→ SET TASK: Return every line of the data below that includes the string "orientation".

════════════════

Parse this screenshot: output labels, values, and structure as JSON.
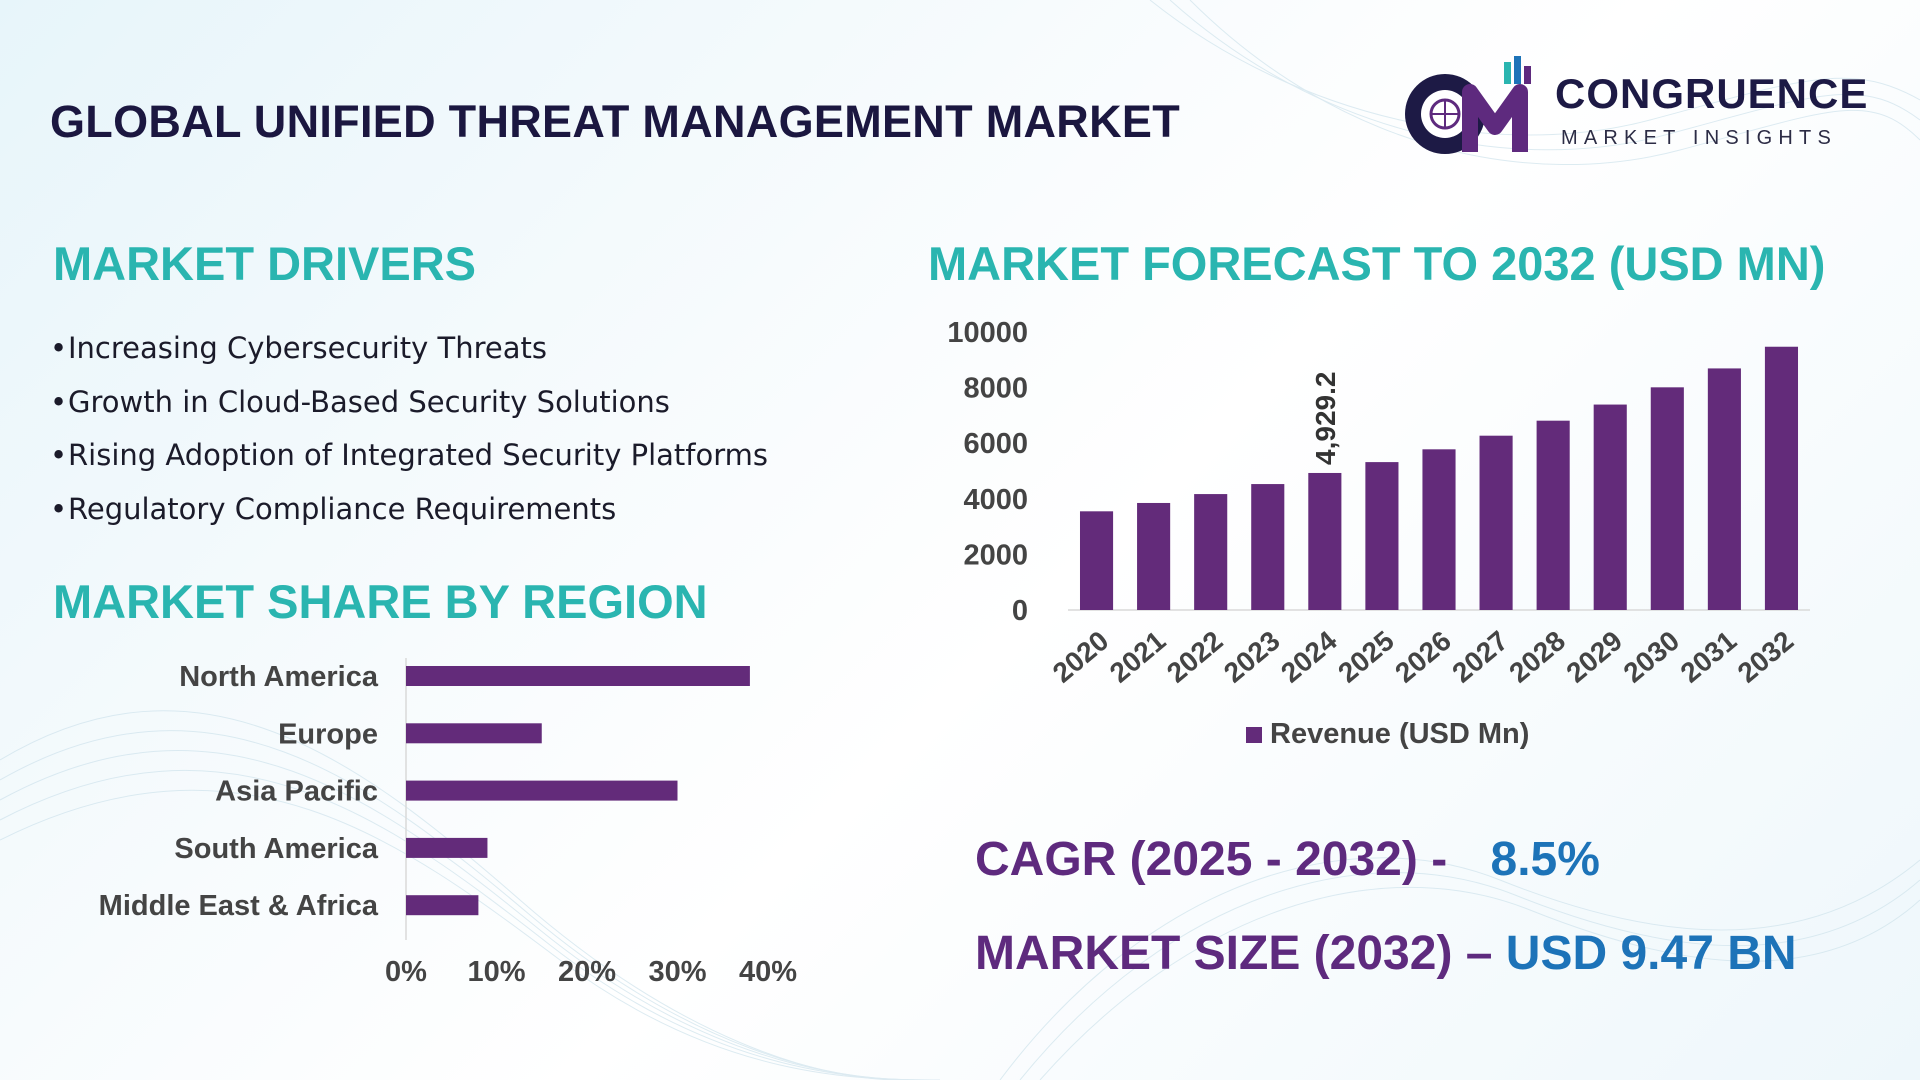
{
  "header": {
    "title": "GLOBAL UNIFIED THREAT MANAGEMENT MARKET",
    "logo_word": "CONGRUENCE",
    "logo_sub": "MARKET INSIGHTS"
  },
  "drivers": {
    "title": "MARKET DRIVERS",
    "items": [
      "Increasing Cybersecurity Threats",
      "Growth in Cloud-Based Security Solutions",
      "Rising Adoption of Integrated Security Platforms",
      "Regulatory Compliance Requirements"
    ]
  },
  "regions": {
    "title": "MARKET SHARE BY REGION"
  },
  "forecast": {
    "title": "MARKET FORECAST TO 2032 (USD MN)"
  },
  "kpis": {
    "cagr_label": "CAGR (2025 - 2032) -",
    "cagr_value": "8.5%",
    "size_label": "MARKET SIZE (2032) –",
    "size_value": "USD 9.47 BN"
  },
  "colors": {
    "bar": "#632b7a",
    "section_title": "#2ab5b0",
    "title": "#1b1740",
    "kpi_label": "#5e2a7e",
    "kpi_value": "#1d73b8"
  },
  "chart_data": [
    {
      "type": "bar",
      "orientation": "vertical",
      "categories": [
        "2020",
        "2021",
        "2022",
        "2023",
        "2024",
        "2025",
        "2026",
        "2027",
        "2028",
        "2029",
        "2030",
        "2031",
        "2032"
      ],
      "series": [
        {
          "name": "Revenue (USD Mn)",
          "values": [
            3550,
            3850,
            4170,
            4530,
            4929.2,
            5320,
            5780,
            6270,
            6810,
            7390,
            8010,
            8690,
            9470
          ]
        }
      ],
      "data_labels": [
        {
          "category": "2024",
          "text": "4,929.2"
        }
      ],
      "yticks": [
        "0",
        "2000",
        "4000",
        "6000",
        "8000",
        "10000"
      ],
      "ylim": [
        0,
        10000
      ],
      "legend": "bottom",
      "grid": false
    },
    {
      "type": "bar",
      "orientation": "horizontal",
      "categories": [
        "North America",
        "Europe",
        "Asia Pacific",
        "South America",
        "Middle East & Africa"
      ],
      "values": [
        38,
        15,
        30,
        9,
        8
      ],
      "xticks": [
        "0%",
        "10%",
        "20%",
        "30%",
        "40%"
      ],
      "xlim": [
        0,
        40
      ],
      "grid": false
    }
  ]
}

════════════════

→ FULL ANSWER:
      "orientation": "vertical",
      "orientation": "horizontal",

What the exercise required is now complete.